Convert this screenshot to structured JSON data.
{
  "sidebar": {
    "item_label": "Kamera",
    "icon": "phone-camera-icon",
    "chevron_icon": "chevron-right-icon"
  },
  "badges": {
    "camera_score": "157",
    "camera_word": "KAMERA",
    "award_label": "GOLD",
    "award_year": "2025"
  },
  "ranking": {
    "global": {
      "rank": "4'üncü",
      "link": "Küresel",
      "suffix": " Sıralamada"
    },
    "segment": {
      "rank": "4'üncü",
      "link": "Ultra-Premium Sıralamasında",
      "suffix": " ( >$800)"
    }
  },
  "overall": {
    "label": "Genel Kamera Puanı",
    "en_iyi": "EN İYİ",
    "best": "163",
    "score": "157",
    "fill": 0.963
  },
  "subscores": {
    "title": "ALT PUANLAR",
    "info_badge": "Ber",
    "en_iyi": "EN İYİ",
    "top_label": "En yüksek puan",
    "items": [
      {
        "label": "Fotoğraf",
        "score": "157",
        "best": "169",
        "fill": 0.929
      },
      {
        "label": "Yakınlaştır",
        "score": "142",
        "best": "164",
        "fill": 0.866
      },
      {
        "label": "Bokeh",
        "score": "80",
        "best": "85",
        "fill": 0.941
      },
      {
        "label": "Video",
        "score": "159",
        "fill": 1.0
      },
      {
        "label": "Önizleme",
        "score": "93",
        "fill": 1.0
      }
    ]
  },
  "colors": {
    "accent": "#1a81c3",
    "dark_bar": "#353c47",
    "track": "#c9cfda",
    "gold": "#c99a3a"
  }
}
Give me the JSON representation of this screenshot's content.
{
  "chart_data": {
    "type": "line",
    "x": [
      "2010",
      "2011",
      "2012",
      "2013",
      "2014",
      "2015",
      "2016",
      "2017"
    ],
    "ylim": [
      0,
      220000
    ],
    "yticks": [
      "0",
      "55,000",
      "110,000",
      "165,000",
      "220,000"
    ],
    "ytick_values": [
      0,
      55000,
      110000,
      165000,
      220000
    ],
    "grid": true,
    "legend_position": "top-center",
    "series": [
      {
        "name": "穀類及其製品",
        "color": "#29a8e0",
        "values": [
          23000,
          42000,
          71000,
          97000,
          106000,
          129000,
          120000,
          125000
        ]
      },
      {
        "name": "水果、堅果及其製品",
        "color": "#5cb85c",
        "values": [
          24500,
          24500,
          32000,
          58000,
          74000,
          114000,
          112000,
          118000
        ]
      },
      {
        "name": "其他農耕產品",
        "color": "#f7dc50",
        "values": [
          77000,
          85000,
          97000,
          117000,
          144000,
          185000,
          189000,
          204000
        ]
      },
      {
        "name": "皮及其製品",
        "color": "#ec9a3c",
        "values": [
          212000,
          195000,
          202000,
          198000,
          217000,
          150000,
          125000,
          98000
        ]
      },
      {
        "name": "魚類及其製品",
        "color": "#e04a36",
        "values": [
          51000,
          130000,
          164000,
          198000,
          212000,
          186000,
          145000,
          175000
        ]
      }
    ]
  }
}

================================

#### Task objective:
Write out every line from the entries where "name" appears.

#### The result:
        "name": "穀類及其製品",
        "name": "水果、堅果及其製品",
        "name": "其他農耕產品",
        "name": "皮及其製品",
        "name": "魚類及其製品",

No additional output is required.